(Some material)
==================================================

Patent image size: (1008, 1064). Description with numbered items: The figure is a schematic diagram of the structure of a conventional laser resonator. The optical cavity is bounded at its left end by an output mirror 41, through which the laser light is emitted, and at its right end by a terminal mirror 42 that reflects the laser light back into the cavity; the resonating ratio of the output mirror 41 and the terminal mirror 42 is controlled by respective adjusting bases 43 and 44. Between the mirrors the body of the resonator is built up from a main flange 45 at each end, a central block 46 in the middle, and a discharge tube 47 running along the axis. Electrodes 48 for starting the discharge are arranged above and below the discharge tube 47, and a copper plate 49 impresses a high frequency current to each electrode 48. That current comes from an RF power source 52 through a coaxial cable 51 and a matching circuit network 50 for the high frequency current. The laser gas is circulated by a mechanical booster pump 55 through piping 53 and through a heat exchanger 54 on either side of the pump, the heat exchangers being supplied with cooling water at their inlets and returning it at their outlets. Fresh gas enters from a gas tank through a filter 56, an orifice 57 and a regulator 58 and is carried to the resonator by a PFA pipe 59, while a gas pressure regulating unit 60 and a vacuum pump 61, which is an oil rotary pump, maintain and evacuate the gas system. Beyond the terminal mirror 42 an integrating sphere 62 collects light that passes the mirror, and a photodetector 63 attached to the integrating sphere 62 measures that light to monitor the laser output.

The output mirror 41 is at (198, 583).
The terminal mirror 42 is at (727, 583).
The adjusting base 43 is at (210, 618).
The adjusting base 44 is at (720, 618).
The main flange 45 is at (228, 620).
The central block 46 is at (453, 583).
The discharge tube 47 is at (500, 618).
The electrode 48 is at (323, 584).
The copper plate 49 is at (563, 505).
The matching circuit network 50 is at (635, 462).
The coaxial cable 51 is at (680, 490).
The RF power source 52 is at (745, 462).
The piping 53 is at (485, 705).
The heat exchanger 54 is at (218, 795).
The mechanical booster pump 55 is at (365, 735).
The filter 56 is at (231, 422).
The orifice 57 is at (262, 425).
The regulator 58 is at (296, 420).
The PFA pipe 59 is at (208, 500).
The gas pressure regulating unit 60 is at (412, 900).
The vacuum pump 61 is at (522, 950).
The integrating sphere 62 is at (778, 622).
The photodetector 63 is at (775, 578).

==================================================

[Directions for this task]:
List every line of the material above that contains the word "coaxial".

[Written reply]:
Patent image size: (1008, 1064). Description with numbered items: The figure is a schematic diagram of the structure of a conventional laser resonator. The optical cavity is bounded at its left end by an output mirror 41, through which the laser light is emitted, and at its right end by a terminal mirror 42 that reflects the laser light back into the cavity; the resonating ratio of the output mirror 41 and the terminal mirror 42 is controlled by respective adjusting bases 43 and 44. Between the mirrors the body of the resonator is built up from a main flange 45 at each end, a central block 46 in the middle, and a discharge tube 47 running along the axis. Electrodes 48 for starting the discharge are arranged above and below the discharge tube 47, and a copper plate 49 impresses a high frequency current to each electrode 48. That current comes from an RF power source 52 through a coaxial cable 51 and a matching circuit network 50 for the high frequency current. The laser gas is circulated by a mechanical booster pump 55 through piping 53 and through a heat exchanger 54 on either side of the pump, the heat exchangers being supplied with cooling water at their inlets and returning it at their outlets. Fresh gas enters from a gas tank through a filter 56, an orifice 57 and a regulator 58 and is carried to the resonator by a PFA pipe 59, while a gas pressure regulating unit 60 and a vacuum pump 61, which is an oil rotary pump, maintain and evacuate the gas system. Beyond the terminal mirror 42 an integrating sphere 62 collects light that passes the mirror, and a photodetector 63 attached to the integrating sphere 62 measures that light to monitor the laser output.
The coaxial cable 51 is at (680, 490).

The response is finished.